SUPPLIED PASSAGE:

-- Start --

A couple of days ago, I was scrolling through my Twitter feed and saw a plea from filmmaker Scott Derrickson about reading in school. He wrote:

Dear middle school and high school lit teachers, your job isn’t actually to teach kids literature, but to help them fall in love with reading. Giving them classic, high art non-page turners only inoculates them against wanting to read in the future.

I’d like to think I understand where he’s coming from. Considering he’s the mind behind the movie “Doctor Strange,” maybe he was thinking about the kind of kid who wanted to be knee-deep in sci-fi, and hated being made to read Lord of the Flies. I also have one of those kids, but I’m starting to believe that what is best for that kid is the opposite of what Derrickson is proposing.

Derrickson’s comment echoes a national trend among schools and educators who believe the primary job of English language arts teachers is to help kids “fall in love with reading.” In my job as an education journalist, I hear all the time how hard teachers are working to encourage kids to love reading, which is great. But I’m not sure that should be the teacher’s primary job, and to illustrate I’ll share a story about my youngest son.

Out of my three boys, ages fifteen, nearly twelve, and eight, the older two enjoy reading, and the third one does not. Even as a baby he hated it. I remember struggling to put him on my lap and read to him. He cried every single time I got out a book. Instead, he always wanted to be moving. Most of all, he wanted to be outside.

He’s now in the third grade, and given the choice of all the activities in the world, he would probably still choose reading as one of the last. He loves building things, throwing baseballs, riding bikes, climbing trees, and making dinner. Our neighbors have a rope swing tied to a tree, and on that swing he can go higher than anyone in the neighborhood.

The one thing school has thankfully done for him is, well—force him to read. And I don’t mean “force” in a harsh way, because reading is what you do at school. He’s accepted that, and through practice at school, he’s become a perfectly good reader.

But he doesn’t love reading—at least not at this point in time. That’s fine with me, because reading is something he desperately needs, even if he doesn’t love it. He might love it later; the only reading material he’s interested in right now is looking at National Geographic, so I have hope. He may never love reading. That’s OK.

But reading the kind of complex texts that great literature provides will make him a much better reader. I’m concerned that “let kids read what they like” will in the future shut him out from the opportunity to read great literature—Shakespeare, Langston Hughes, Toni Morrison, Chekhov, One Hundred Years of Solitude, Their Eyes Were Watching God, Huckleberry Finn. For someone like my youngest, school may be the only place he encounters those (and many other) great works.

-- End --

DIRECTIVE:
In the essay on reading in school, why does the writer worry that "let kids read what they like" could hurt the youngest son? Answer in one to three sentences.

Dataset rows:
-- Start --

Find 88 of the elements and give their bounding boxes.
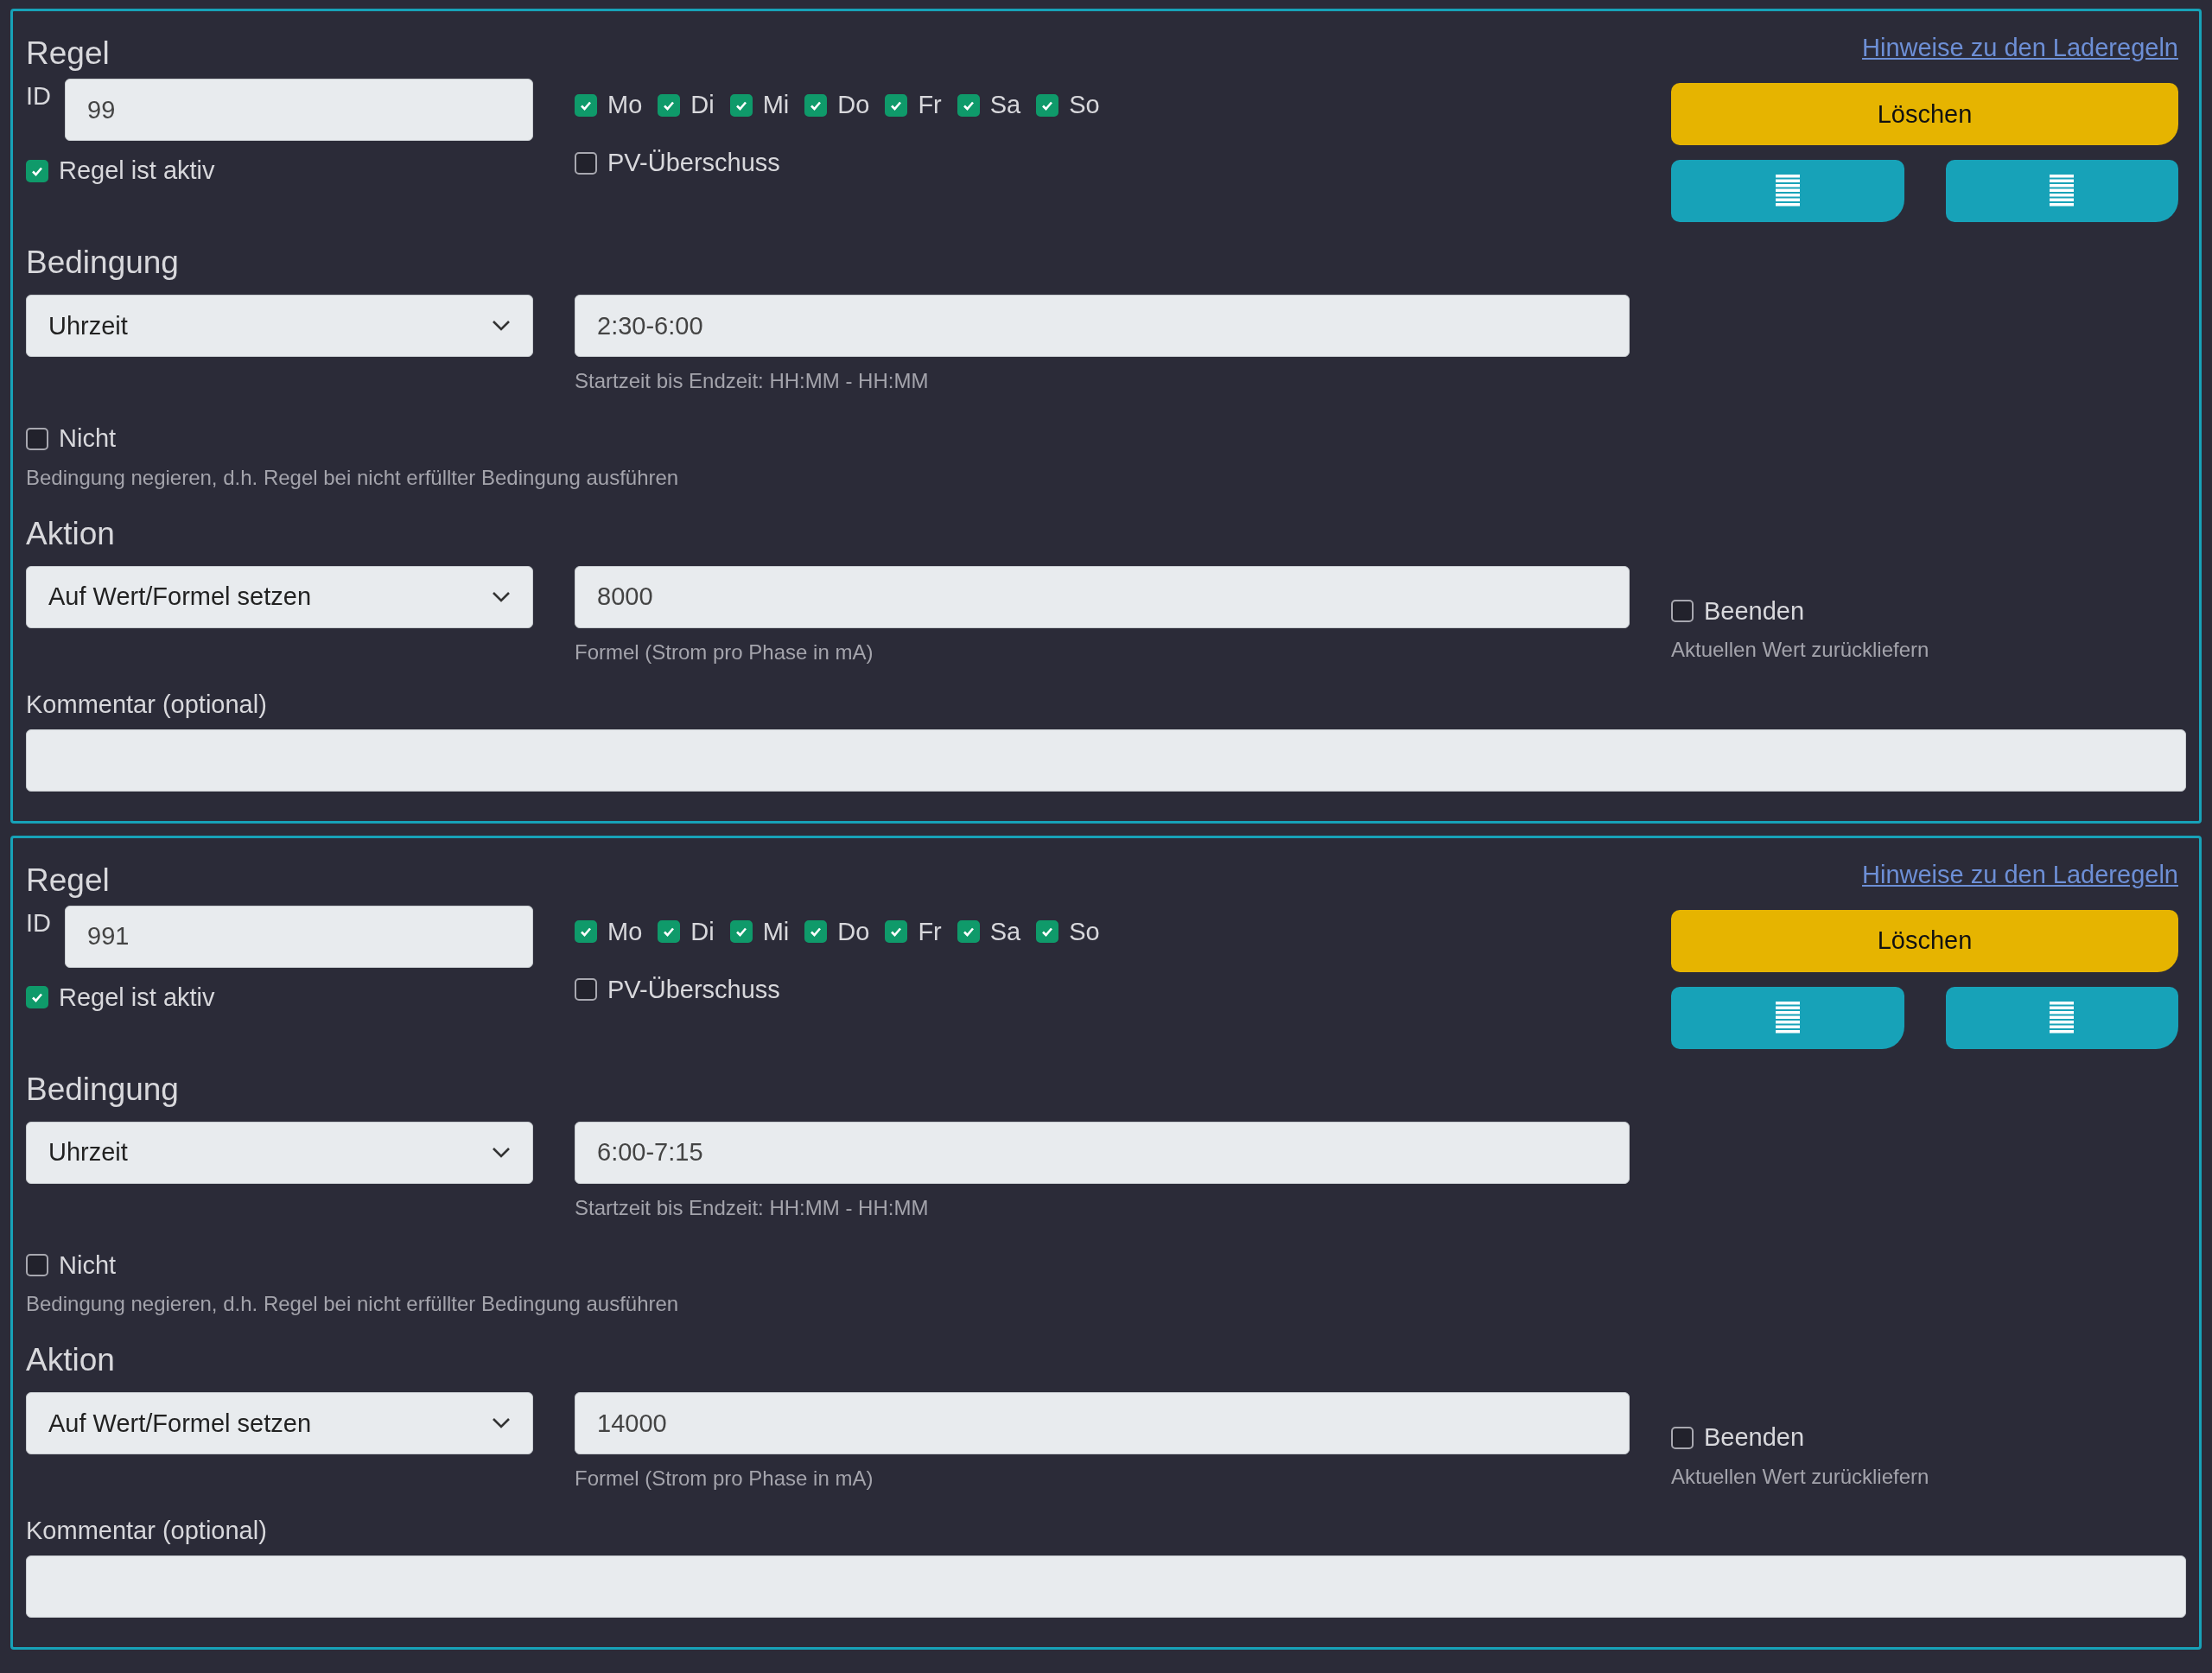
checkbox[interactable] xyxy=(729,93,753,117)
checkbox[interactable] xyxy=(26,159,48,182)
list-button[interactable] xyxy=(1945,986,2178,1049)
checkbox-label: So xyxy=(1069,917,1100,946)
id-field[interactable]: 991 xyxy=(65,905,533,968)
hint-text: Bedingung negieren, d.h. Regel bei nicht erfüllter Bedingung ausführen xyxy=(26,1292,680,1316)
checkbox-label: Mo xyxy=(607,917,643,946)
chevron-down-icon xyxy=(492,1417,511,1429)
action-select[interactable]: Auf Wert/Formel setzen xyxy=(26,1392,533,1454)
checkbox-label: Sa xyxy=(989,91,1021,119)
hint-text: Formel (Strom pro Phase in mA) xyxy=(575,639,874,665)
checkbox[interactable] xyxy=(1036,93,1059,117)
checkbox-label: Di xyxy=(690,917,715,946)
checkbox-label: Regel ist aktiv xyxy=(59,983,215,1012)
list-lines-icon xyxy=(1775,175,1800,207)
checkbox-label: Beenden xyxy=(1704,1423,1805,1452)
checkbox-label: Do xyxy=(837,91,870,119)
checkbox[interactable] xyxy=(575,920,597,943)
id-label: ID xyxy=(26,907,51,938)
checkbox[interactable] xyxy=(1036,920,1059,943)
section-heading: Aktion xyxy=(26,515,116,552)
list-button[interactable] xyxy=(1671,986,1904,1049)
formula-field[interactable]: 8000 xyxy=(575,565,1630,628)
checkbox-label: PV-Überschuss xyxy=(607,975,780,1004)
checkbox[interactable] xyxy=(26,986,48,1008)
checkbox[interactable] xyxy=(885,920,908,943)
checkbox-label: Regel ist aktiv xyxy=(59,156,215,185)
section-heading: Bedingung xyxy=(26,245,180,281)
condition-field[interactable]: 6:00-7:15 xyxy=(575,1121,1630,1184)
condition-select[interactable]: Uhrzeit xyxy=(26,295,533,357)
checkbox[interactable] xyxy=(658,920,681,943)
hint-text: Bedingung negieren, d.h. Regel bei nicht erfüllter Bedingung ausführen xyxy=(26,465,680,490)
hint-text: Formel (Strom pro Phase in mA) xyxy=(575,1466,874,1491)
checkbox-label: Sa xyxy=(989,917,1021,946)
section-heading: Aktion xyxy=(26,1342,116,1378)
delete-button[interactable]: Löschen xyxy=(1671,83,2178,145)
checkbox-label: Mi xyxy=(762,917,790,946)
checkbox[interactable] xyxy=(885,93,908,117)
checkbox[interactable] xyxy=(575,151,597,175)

-- End --

SOLUTION TO THIS PROBLEM:
Reading the complex texts that great literature provides would make him a much better reader. For someone like him, school may be the only place he encounters those works, so letting kids read only what they like could shut him out from the chance to read them.